** start Records to process **
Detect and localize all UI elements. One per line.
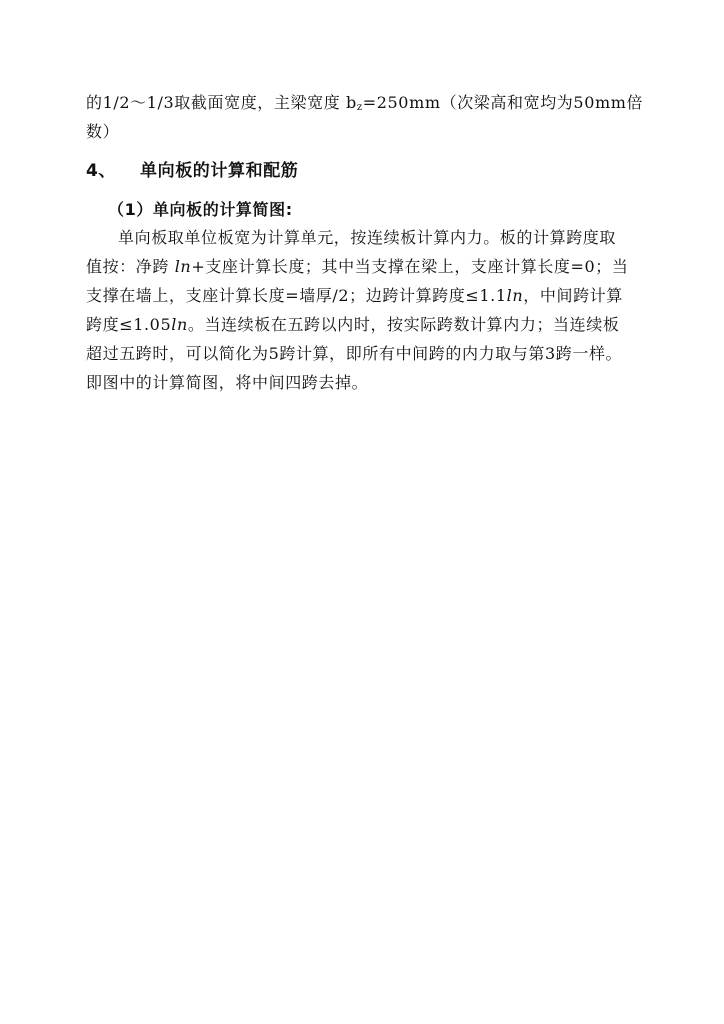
body-line xyxy=(86,257,646,277)
subscript-text: z xyxy=(356,102,363,113)
text-span: =250mm（次梁高和宽均为50mm倍 xyxy=(362,93,644,112)
italic-symbol: ln xyxy=(174,257,192,276)
text-span: 的1/2～1/3取截面宽度，主梁宽度 b xyxy=(86,93,357,112)
text-span: +支座计算长度；其中当支撑在梁上，支座计算长度=0；当 xyxy=(191,257,629,276)
text-span: 数） xyxy=(86,122,120,141)
text-span: 单向板取单位板宽为计算单元，按连续板计算内力。板的计算跨度取 xyxy=(118,228,617,247)
section-heading xyxy=(86,161,646,181)
section-title: 单向板的计算和配筋 xyxy=(140,161,299,181)
body-line xyxy=(86,344,646,364)
body-line xyxy=(86,286,646,306)
paragraph-line xyxy=(86,122,646,142)
text-span: 即图中的计算简图，将中间四跨去掉。 xyxy=(86,373,369,392)
section-number: 4、 xyxy=(86,161,117,181)
body-line xyxy=(86,315,646,335)
italic-symbol: ln xyxy=(506,286,524,305)
subsection-heading xyxy=(108,200,668,220)
subsection-title: （1）单向板的计算简图: xyxy=(108,200,293,219)
text-span: 支撑在墙上，支座计算长度=墙厚/2；边跨计算跨度≤1.1 xyxy=(86,286,507,305)
text-span: 跨度≤1.05 xyxy=(86,315,172,334)
body-line xyxy=(118,228,678,248)
body-line xyxy=(86,373,646,393)
italic-symbol: ln xyxy=(171,315,188,334)
text-span: 超过五跨时，可以简化为5跨计算，即所有中间跨的内力取与第3跨一样。 xyxy=(86,344,623,363)
text-span: 。当连续板在五跨以内时，按实际跨数计算内力；当连续板 xyxy=(187,315,620,334)
paragraph-line xyxy=(86,93,646,118)
text-span: 值按：净跨 xyxy=(86,257,175,276)
text-span: ，中间跨计算 xyxy=(523,286,623,305)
** end Records to process **
• **Objective**: Copy out every line of the material above word for word, leaving out the picture.

• **Correct answer**:
Detect and localize all UI elements. One per line.
body-line xyxy=(86,257,646,277)
subscript-text: z xyxy=(356,102,363,113)
text-span: =250mm（次梁高和宽均为50mm倍 xyxy=(362,93,644,112)
italic-symbol: ln xyxy=(174,257,192,276)
text-span: 的1/2～1/3取截面宽度，主梁宽度 b xyxy=(86,93,357,112)
text-span: +支座计算长度；其中当支撑在梁上，支座计算长度=0；当 xyxy=(191,257,629,276)
text-span: 数） xyxy=(86,122,120,141)
text-span: 单向板取单位板宽为计算单元，按连续板计算内力。板的计算跨度取 xyxy=(118,228,617,247)
section-heading xyxy=(86,161,646,181)
section-title: 单向板的计算和配筋 xyxy=(140,161,299,181)
body-line xyxy=(86,344,646,364)
body-line xyxy=(86,286,646,306)
paragraph-line xyxy=(86,122,646,142)
text-span: 即图中的计算简图，将中间四跨去掉。 xyxy=(86,373,369,392)
section-number: 4、 xyxy=(86,161,117,181)
body-line xyxy=(86,315,646,335)
italic-symbol: ln xyxy=(506,286,524,305)
subsection-heading xyxy=(108,200,668,220)
subsection-title: （1）单向板的计算简图: xyxy=(108,200,293,219)
text-span: 支撑在墙上，支座计算长度=墙厚/2；边跨计算跨度≤1.1 xyxy=(86,286,507,305)
text-span: 跨度≤1.05 xyxy=(86,315,172,334)
body-line xyxy=(118,228,678,248)
body-line xyxy=(86,373,646,393)
italic-symbol: ln xyxy=(171,315,188,334)
text-span: 超过五跨时，可以简化为5跨计算，即所有中间跨的内力取与第3跨一样。 xyxy=(86,344,623,363)
text-span: 。当连续板在五跨以内时，按实际跨数计算内力；当连续板 xyxy=(187,315,620,334)
paragraph-line xyxy=(86,93,646,118)
text-span: 值按：净跨 xyxy=(86,257,175,276)
text-span: ，中间跨计算 xyxy=(523,286,623,305)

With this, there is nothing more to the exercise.